- _DOCUMENT TEXT_:

Effective Integration of Financial Services into Economic Opportunities Programming for Youth

SEEP Network, MasterCard Foundation
Resource Type: 
Publication Date: 
Sep, 2015

The United Nations Population Fund reports that there are 1.8 billion young people between the ages of 10 and 24, with 89 percent of them residing in less-developed countries (2014). In Sub-Saharan Africa, minors often account for more than 50 percent of a country’s population.

Moreover, by 2050, the world’s population will increase by 2 billion, an increase of 28 percent, all of whom will require access to health and education services, and eventually to jobs and self-employment opportunities.

With appropriate knowledge and tools, youth can be financially empowered to access economic opportunities in a sustainable manner. Although they represent a large potential market, the integration of youth into the formal financial system is still a relatively new concept in many countries. Access is limited by a lack of financial education, restrictive government policies, inadequate financial products, and limited awareness among Financial Service Providers (FSPs) of how to include youth in their portfolios.

- _REQUEST 1_: In the text on youth financial services, what percentage of young people aged 10 to 24 live in less-developed countries?
- _REQUEST 2_: Pick up the text on youth financial services after its last sentence and keep writing it.

- _RECORDS_:
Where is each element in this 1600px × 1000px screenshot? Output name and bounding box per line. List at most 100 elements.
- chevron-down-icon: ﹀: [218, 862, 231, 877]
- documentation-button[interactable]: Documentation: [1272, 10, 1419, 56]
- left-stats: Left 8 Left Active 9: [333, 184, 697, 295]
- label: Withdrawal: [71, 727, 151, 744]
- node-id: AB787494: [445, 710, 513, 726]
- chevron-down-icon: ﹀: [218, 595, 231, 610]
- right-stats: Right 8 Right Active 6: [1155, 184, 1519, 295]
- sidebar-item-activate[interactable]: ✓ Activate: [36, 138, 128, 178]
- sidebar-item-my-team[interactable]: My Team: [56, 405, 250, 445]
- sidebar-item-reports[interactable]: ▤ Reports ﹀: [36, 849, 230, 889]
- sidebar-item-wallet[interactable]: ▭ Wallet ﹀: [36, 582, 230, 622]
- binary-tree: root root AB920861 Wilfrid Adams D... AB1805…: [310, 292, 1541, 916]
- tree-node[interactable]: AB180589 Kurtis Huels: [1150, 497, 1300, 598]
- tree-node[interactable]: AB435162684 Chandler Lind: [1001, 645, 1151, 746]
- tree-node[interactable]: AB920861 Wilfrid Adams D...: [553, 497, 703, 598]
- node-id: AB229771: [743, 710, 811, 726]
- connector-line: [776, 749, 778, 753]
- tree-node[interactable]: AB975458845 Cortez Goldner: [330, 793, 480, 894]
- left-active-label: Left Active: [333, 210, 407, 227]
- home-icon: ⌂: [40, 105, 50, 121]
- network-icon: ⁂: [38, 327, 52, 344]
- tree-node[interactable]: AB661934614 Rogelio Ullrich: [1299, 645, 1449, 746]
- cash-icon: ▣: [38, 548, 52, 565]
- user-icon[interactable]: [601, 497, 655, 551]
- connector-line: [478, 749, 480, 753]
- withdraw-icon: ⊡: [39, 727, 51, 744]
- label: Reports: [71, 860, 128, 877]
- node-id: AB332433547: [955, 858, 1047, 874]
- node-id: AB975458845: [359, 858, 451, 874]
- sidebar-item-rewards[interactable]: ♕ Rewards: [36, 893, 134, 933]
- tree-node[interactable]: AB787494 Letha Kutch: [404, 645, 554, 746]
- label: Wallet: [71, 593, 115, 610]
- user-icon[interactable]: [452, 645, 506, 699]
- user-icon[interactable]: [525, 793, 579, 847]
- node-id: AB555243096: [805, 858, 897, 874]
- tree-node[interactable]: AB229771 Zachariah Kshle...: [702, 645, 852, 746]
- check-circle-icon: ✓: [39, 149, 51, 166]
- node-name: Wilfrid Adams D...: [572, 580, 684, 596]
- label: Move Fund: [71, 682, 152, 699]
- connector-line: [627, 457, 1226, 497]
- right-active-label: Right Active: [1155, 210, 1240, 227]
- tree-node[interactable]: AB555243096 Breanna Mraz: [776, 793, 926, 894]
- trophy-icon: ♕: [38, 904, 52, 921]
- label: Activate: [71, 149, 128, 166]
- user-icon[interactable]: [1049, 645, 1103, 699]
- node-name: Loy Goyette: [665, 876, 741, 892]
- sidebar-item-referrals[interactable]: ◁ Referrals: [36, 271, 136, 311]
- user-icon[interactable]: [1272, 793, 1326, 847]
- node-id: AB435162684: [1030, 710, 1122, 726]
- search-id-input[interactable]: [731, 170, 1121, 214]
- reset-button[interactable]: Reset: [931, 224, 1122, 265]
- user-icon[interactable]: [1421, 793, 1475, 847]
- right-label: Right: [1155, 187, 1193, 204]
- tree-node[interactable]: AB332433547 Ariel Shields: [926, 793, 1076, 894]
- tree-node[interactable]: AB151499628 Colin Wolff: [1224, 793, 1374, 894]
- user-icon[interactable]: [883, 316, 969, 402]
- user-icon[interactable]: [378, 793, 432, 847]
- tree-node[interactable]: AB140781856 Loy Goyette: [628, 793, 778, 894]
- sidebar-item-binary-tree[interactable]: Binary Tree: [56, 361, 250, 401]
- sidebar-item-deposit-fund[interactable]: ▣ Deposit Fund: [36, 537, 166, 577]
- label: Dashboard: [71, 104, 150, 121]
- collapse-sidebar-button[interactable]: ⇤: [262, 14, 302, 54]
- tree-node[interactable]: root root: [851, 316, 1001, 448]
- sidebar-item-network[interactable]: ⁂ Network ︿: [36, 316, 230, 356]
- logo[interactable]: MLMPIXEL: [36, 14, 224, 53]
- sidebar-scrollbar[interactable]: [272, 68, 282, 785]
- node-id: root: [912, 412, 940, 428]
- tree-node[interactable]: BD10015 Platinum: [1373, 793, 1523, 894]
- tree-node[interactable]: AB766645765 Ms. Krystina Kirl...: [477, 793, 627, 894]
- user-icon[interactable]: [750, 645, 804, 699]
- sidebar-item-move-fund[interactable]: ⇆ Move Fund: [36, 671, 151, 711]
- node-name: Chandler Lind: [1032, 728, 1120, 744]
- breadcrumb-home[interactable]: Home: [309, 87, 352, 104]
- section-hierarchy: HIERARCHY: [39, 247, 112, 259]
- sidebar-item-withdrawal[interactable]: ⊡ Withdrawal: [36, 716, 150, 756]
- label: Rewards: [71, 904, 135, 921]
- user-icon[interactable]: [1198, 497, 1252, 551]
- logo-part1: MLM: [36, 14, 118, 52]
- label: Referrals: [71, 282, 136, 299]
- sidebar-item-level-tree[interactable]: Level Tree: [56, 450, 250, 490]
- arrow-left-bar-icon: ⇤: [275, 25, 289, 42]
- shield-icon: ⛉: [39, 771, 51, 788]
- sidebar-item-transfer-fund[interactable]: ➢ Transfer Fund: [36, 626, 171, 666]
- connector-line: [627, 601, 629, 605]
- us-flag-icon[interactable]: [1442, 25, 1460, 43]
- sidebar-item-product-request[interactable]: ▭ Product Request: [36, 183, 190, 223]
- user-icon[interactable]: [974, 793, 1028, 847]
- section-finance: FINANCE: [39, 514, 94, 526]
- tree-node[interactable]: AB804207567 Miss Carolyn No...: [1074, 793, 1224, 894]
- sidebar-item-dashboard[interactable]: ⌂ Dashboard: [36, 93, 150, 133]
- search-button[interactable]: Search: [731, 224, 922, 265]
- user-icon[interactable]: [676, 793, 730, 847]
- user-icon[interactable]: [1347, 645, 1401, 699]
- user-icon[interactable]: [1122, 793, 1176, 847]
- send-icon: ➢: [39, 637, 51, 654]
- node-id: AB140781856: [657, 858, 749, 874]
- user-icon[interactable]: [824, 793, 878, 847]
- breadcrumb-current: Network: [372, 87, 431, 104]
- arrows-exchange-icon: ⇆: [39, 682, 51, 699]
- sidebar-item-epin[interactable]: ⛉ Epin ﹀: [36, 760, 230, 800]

- _RESPONSE 1_: 89 percent

- _RESPONSE 2_:
Progress has been made in increasing financial inclusion for youth. The World Bank’s Global Findex database reports that, globally, 46 percent of youth aged 15–24 have accounts at formal financial institutions, up from 37.9 percent in 2011. Increasing youth access to financial services is vital, but it is only a first step; usage of these services is also critically important. Despite almost half of the world’s youth owning a savings account, only 18 percent actually saved in this account in 2014. As an example, in Sub-Saharan Africa one in five young people owns a savings account, yet only 11 percent of youth actively used this account in 2014.

Research shows that young people in developing countries do earn money, mainly from stipends, gifts for special occasions, and informal jobs. Most of this money ends up being spent on household expenses and leisure activities, while the remainder is saved through informal mechanisms because of a lack of basic financial management skills and also due to the inaccessibility of financial services.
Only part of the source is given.